-- begin THE RECORDS --

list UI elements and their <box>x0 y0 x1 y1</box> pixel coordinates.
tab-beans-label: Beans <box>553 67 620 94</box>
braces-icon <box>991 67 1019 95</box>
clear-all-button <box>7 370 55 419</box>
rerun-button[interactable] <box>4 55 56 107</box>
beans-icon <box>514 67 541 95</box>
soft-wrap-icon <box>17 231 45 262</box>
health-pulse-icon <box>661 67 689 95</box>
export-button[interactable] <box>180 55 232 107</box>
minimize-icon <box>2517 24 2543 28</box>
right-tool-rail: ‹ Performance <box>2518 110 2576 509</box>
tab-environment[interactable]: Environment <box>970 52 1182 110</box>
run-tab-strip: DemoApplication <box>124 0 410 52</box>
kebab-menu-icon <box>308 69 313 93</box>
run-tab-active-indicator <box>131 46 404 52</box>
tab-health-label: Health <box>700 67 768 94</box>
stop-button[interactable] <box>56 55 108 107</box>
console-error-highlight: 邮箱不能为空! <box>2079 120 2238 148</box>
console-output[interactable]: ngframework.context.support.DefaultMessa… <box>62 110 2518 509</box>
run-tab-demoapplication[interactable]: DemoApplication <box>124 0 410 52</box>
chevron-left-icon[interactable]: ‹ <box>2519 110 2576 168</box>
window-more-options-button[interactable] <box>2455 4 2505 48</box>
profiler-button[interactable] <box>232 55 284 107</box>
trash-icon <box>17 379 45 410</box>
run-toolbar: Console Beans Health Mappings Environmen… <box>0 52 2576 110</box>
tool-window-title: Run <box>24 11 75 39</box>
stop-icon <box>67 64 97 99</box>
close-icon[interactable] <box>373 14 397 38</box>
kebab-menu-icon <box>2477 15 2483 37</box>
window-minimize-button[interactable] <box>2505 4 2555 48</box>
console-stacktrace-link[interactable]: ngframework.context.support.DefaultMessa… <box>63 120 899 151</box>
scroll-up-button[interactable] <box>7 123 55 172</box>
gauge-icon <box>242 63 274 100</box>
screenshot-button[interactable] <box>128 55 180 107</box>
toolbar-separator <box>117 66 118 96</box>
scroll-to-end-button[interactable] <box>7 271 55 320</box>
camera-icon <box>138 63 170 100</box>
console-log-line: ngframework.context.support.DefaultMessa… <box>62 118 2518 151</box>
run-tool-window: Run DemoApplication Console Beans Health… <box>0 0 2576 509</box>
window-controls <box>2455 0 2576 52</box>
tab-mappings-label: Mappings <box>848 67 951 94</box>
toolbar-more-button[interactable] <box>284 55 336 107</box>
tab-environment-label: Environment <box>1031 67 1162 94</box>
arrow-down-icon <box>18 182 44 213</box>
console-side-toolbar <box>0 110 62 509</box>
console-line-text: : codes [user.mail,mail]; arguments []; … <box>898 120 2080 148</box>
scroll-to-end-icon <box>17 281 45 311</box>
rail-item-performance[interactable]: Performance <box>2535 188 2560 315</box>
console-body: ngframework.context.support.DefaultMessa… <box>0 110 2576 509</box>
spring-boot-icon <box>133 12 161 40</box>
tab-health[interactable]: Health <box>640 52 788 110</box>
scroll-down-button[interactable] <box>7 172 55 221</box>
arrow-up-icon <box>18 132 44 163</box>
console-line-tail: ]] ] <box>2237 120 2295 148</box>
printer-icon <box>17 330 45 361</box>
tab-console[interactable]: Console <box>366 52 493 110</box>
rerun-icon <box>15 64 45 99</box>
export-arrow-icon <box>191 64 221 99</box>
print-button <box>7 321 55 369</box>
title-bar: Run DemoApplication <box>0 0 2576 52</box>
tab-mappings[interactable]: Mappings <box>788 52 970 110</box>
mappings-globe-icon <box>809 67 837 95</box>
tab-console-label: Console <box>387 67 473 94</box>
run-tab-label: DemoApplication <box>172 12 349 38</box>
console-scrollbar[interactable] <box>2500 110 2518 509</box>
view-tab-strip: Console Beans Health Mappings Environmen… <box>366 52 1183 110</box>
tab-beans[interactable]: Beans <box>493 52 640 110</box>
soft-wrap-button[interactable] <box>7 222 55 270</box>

-- end THE RECORDS --

» PROMPT
Reproduce every line of the items above, character for character.

» EXERCISE OUTPUT
list UI elements and their <box>x0 y0 x1 y1</box> pixel coordinates.
tab-beans-label: Beans <box>553 67 620 94</box>
braces-icon <box>991 67 1019 95</box>
clear-all-button <box>7 370 55 419</box>
rerun-button[interactable] <box>4 55 56 107</box>
beans-icon <box>514 67 541 95</box>
soft-wrap-icon <box>17 231 45 262</box>
health-pulse-icon <box>661 67 689 95</box>
export-button[interactable] <box>180 55 232 107</box>
minimize-icon <box>2517 24 2543 28</box>
right-tool-rail: ‹ Performance <box>2518 110 2576 509</box>
tab-environment[interactable]: Environment <box>970 52 1182 110</box>
run-tab-strip: DemoApplication <box>124 0 410 52</box>
kebab-menu-icon <box>308 69 313 93</box>
run-tab-active-indicator <box>131 46 404 52</box>
tab-health-label: Health <box>700 67 768 94</box>
stop-button[interactable] <box>56 55 108 107</box>
console-error-highlight: 邮箱不能为空! <box>2079 120 2238 148</box>
console-output[interactable]: ngframework.context.support.DefaultMessa… <box>62 110 2518 509</box>
run-tab-demoapplication[interactable]: DemoApplication <box>124 0 410 52</box>
chevron-left-icon[interactable]: ‹ <box>2519 110 2576 168</box>
window-more-options-button[interactable] <box>2455 4 2505 48</box>
profiler-button[interactable] <box>232 55 284 107</box>
trash-icon <box>17 379 45 410</box>
run-toolbar: Console Beans Health Mappings Environmen… <box>0 52 2576 110</box>
tool-window-title: Run <box>24 11 75 39</box>
stop-icon <box>67 64 97 99</box>
close-icon[interactable] <box>373 14 397 38</box>
kebab-menu-icon <box>2477 15 2483 37</box>
window-minimize-button[interactable] <box>2505 4 2555 48</box>
console-stacktrace-link[interactable]: ngframework.context.support.DefaultMessa… <box>63 120 899 151</box>
scroll-up-button[interactable] <box>7 123 55 172</box>
gauge-icon <box>242 63 274 100</box>
screenshot-button[interactable] <box>128 55 180 107</box>
toolbar-separator <box>117 66 118 96</box>
scroll-to-end-button[interactable] <box>7 271 55 320</box>
camera-icon <box>138 63 170 100</box>
console-log-line: ngframework.context.support.DefaultMessa… <box>62 118 2518 151</box>
run-tool-window: Run DemoApplication Console Beans Health… <box>0 0 2576 509</box>
window-controls <box>2455 0 2576 52</box>
tab-mappings-label: Mappings <box>848 67 951 94</box>
toolbar-more-button[interactable] <box>284 55 336 107</box>
tab-environment-label: Environment <box>1031 67 1162 94</box>
arrow-down-icon <box>18 182 44 213</box>
console-side-toolbar <box>0 110 62 509</box>
console-line-text: : codes [user.mail,mail]; arguments []; … <box>898 120 2080 148</box>
scroll-to-end-icon <box>17 281 45 311</box>
rail-item-performance[interactable]: Performance <box>2535 188 2560 315</box>
console-body: ngframework.context.support.DefaultMessa… <box>0 110 2576 509</box>
spring-boot-icon <box>133 12 161 40</box>
tab-health[interactable]: Health <box>640 52 788 110</box>
scroll-down-button[interactable] <box>7 172 55 221</box>
arrow-up-icon <box>18 132 44 163</box>
console-line-tail: ]] ] <box>2237 120 2295 148</box>
printer-icon <box>17 330 45 361</box>
tab-console[interactable]: Console <box>366 52 493 110</box>
rerun-icon <box>15 64 45 99</box>
export-arrow-icon <box>191 64 221 99</box>
print-button <box>7 321 55 369</box>
title-bar: Run DemoApplication <box>0 0 2576 52</box>
tab-mappings[interactable]: Mappings <box>788 52 970 110</box>
mappings-globe-icon <box>809 67 837 95</box>
tab-console-label: Console <box>387 67 473 94</box>
run-tab-label: DemoApplication <box>172 12 349 38</box>
console-scrollbar[interactable] <box>2500 110 2518 509</box>
view-tab-strip: Console Beans Health Mappings Environmen… <box>366 52 1183 110</box>
tab-beans[interactable]: Beans <box>493 52 640 110</box>
soft-wrap-button[interactable] <box>7 222 55 270</box>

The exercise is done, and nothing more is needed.